**EXERCISE BRIEF**
For this exercise, copy out each line of the material below that includes "spelled".

**Saved data entries**
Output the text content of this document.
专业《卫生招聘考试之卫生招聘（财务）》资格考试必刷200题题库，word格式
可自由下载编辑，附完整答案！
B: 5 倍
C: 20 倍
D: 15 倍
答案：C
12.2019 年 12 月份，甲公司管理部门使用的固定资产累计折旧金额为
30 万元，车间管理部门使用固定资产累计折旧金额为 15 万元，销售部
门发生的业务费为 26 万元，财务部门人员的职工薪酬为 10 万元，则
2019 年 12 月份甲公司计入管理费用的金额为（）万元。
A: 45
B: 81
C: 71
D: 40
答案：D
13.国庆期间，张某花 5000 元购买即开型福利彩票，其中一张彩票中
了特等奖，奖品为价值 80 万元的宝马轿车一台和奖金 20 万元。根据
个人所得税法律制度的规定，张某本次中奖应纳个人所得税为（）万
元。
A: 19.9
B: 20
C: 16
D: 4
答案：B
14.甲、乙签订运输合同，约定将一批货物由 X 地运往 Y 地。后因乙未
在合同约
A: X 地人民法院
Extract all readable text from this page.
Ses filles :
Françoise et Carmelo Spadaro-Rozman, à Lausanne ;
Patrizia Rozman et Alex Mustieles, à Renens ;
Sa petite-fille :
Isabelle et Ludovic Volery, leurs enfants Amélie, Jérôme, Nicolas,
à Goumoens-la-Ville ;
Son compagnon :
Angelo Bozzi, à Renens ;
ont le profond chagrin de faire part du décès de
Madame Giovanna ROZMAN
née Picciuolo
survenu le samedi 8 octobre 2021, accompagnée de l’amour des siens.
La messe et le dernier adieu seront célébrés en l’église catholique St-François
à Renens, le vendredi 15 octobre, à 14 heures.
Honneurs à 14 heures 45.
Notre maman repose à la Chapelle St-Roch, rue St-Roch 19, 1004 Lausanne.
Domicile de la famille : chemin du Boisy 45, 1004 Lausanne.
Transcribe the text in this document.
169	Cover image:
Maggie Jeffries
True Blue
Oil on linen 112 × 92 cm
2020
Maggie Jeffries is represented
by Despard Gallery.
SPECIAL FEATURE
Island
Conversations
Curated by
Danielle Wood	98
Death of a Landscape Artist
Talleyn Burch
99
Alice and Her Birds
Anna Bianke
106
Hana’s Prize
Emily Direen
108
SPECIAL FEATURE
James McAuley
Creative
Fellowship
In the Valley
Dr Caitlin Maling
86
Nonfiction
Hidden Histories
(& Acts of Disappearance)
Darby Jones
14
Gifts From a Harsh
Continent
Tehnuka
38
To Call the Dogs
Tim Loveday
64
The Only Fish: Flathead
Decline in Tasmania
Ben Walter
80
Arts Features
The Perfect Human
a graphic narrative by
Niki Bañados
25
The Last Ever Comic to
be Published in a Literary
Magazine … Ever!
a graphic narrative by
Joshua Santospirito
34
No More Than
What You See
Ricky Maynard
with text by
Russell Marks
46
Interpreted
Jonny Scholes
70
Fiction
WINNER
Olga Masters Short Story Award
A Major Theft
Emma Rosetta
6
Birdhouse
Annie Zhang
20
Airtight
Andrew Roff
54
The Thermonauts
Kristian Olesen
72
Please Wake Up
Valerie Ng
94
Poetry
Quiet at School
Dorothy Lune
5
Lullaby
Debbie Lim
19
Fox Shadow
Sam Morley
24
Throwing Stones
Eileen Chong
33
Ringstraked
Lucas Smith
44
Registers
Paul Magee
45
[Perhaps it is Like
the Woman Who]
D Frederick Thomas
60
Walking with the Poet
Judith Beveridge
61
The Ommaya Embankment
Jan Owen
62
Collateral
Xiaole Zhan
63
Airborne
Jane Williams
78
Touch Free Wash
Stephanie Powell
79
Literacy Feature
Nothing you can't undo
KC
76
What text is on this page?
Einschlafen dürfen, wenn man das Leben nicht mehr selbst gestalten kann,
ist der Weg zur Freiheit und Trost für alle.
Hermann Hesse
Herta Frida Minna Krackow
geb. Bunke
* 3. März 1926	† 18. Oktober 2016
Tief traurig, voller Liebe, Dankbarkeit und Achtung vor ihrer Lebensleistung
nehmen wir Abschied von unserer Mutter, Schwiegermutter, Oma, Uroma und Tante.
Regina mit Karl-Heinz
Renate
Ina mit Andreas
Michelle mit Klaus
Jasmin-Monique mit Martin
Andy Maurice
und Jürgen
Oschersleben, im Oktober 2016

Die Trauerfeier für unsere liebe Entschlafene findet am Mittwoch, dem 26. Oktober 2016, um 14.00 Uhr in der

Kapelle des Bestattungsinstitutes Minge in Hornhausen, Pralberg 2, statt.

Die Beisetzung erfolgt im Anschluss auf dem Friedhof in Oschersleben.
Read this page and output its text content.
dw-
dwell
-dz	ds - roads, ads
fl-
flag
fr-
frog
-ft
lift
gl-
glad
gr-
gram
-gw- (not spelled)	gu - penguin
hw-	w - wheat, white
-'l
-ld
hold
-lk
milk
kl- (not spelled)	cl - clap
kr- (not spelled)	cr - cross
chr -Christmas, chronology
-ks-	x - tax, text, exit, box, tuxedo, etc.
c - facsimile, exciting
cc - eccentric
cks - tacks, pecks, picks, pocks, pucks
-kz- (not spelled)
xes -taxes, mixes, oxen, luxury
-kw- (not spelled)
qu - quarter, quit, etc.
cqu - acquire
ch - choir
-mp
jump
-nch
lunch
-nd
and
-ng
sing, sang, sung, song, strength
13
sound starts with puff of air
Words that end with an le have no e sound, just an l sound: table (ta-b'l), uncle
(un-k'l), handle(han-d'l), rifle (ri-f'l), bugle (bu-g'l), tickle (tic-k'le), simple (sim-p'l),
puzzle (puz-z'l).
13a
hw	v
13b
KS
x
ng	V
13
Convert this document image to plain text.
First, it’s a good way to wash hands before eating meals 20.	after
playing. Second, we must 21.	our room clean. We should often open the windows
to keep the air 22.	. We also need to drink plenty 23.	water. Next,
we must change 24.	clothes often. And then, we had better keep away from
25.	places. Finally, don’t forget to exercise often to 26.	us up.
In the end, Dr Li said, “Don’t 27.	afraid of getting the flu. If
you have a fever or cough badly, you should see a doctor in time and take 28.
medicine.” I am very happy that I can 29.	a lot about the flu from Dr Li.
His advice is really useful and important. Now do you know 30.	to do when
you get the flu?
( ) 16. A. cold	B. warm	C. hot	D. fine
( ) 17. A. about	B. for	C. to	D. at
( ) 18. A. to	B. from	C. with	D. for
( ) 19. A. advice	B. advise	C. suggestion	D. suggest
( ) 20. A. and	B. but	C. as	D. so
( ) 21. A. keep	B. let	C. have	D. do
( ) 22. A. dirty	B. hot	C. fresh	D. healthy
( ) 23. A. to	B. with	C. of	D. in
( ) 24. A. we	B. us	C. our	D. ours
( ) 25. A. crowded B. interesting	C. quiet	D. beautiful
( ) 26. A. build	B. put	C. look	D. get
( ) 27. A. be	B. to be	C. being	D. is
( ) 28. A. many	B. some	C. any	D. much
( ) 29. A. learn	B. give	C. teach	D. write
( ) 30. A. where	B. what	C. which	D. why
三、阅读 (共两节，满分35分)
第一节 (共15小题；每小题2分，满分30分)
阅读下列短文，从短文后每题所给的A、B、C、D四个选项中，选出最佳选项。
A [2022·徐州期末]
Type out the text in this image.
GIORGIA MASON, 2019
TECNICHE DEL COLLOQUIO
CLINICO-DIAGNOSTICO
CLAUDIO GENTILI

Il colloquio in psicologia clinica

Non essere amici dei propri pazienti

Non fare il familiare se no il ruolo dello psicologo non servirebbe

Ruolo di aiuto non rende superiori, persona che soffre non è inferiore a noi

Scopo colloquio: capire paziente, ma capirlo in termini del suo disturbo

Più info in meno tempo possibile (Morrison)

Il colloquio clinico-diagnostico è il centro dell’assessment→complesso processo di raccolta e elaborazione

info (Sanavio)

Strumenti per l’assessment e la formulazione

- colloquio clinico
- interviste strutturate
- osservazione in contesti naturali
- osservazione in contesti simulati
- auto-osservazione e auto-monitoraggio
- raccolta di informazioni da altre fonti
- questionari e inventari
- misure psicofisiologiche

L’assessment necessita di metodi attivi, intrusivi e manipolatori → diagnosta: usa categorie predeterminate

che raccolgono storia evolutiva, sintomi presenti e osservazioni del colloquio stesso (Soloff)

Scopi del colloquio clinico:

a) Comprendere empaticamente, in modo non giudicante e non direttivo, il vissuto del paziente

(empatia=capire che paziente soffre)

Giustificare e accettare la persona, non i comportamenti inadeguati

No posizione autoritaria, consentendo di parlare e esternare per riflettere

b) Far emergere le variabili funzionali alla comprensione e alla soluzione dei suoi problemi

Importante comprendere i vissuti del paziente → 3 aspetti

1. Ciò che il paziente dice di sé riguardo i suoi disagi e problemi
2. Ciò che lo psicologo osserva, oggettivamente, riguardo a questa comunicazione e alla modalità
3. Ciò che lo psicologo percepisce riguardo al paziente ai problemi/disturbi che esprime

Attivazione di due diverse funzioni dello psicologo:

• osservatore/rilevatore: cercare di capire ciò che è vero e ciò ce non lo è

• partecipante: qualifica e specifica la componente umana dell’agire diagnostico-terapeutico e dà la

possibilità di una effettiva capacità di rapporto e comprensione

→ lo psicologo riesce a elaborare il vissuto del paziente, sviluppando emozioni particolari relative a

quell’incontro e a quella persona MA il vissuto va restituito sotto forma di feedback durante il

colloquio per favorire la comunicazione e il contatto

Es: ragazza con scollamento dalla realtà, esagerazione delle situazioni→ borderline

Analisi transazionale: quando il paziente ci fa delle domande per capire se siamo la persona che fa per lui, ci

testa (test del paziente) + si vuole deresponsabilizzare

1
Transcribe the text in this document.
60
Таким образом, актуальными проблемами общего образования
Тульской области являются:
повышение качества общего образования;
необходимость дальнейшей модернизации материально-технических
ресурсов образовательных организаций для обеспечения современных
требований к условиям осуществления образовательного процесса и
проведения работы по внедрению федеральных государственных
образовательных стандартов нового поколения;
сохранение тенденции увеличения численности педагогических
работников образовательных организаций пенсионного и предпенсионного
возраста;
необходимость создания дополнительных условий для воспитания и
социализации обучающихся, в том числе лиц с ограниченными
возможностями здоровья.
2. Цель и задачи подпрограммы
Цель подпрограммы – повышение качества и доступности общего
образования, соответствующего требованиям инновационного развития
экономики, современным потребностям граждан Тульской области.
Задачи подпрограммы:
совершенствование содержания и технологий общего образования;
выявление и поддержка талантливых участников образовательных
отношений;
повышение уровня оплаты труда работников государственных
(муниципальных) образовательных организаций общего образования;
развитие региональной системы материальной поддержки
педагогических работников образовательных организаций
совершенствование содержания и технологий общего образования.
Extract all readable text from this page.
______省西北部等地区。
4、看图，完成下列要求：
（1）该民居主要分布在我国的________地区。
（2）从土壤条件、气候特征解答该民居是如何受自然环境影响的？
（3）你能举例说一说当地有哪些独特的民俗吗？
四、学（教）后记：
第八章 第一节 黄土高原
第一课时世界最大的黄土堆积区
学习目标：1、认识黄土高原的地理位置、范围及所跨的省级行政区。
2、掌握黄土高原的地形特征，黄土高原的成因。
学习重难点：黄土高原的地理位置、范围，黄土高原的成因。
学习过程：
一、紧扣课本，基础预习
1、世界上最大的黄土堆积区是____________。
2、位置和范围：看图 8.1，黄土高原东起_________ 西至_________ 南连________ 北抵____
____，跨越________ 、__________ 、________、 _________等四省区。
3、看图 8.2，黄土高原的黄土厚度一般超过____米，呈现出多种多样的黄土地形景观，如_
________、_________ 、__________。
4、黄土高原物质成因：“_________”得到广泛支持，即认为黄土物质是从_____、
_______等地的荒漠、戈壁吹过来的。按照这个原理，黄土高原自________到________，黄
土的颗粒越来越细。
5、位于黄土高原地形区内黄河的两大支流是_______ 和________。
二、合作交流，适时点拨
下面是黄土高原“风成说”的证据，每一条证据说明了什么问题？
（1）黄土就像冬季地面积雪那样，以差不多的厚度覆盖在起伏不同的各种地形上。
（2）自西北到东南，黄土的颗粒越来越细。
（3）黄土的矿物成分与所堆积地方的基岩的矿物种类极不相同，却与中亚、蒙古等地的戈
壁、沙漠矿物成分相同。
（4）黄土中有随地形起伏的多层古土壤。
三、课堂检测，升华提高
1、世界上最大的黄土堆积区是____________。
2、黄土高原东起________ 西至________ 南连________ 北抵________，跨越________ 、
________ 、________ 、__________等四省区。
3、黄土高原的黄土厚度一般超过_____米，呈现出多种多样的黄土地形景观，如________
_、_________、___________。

**EXPECTED ANSWER**
-gw- (not spelled)	gu - penguin
kl- (not spelled)	cl - clap
kr- (not spelled)	cr - cross
-kz- (not spelled)
-kw- (not spelled)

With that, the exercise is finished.